Extracted data entries:

----------------------------------------

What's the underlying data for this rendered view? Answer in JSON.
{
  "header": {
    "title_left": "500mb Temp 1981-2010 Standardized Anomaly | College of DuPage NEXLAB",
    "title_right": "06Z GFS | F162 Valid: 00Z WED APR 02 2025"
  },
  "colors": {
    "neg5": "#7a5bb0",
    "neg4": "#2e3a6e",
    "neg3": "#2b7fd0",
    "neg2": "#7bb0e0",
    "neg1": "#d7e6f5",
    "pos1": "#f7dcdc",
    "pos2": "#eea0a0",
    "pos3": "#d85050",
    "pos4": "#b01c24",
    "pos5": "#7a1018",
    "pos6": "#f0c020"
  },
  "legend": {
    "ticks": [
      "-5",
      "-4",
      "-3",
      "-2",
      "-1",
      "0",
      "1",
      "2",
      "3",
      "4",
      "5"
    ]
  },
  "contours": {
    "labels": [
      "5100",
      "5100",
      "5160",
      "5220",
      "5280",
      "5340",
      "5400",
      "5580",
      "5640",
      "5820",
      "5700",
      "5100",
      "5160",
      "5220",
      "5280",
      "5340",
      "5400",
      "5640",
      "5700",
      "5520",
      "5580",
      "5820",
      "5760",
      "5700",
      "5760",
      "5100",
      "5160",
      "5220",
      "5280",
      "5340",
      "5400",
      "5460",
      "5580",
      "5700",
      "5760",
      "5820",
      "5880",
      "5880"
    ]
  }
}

----------------------------------------

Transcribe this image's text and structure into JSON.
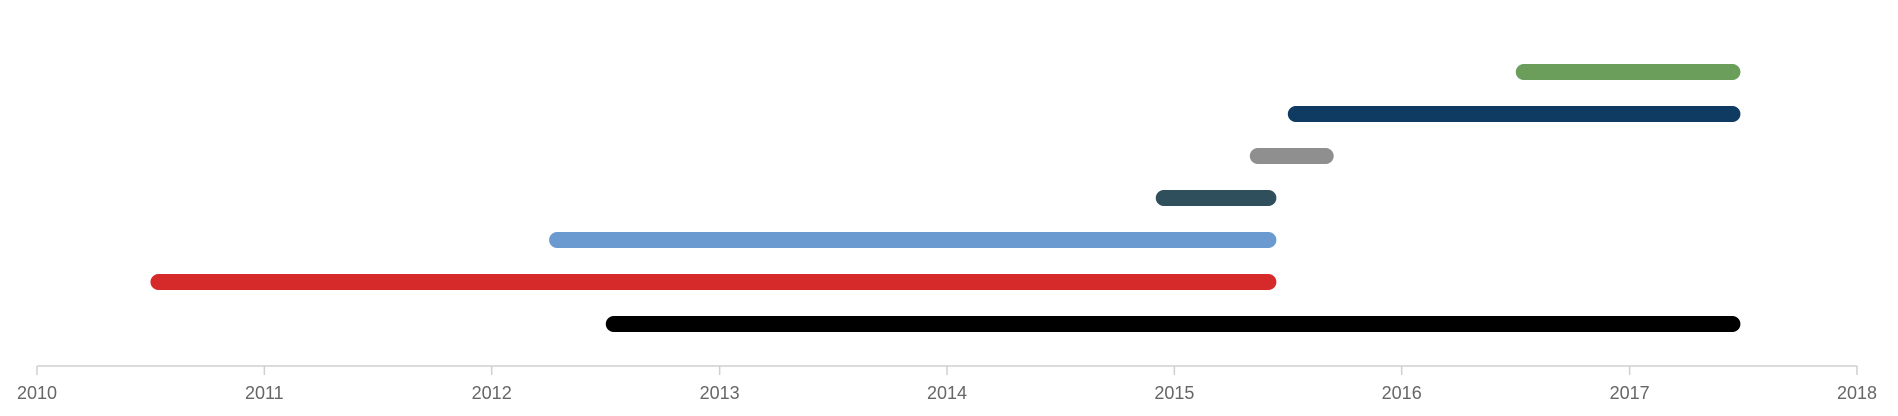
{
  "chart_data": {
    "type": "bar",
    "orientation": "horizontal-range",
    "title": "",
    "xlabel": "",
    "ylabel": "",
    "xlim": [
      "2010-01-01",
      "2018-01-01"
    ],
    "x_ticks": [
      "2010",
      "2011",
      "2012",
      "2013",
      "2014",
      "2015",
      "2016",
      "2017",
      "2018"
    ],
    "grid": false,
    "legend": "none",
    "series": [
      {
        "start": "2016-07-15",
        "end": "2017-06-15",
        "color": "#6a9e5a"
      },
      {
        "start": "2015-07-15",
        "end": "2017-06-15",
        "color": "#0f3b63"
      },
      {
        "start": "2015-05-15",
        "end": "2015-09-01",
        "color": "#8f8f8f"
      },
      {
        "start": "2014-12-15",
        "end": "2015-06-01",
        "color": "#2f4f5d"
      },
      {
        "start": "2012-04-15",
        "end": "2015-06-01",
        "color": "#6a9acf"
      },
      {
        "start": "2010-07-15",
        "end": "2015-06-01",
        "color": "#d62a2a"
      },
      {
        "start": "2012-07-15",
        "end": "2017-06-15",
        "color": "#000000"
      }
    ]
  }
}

----------------------------------------

Required task
Scan the listing above. Gather each line that contains the word "start".

Written solution
        "start": "2016-07-15",
        "start": "2015-07-15",
        "start": "2015-05-15",
        "start": "2014-12-15",
        "start": "2012-04-15",
        "start": "2010-07-15",
        "start": "2012-07-15",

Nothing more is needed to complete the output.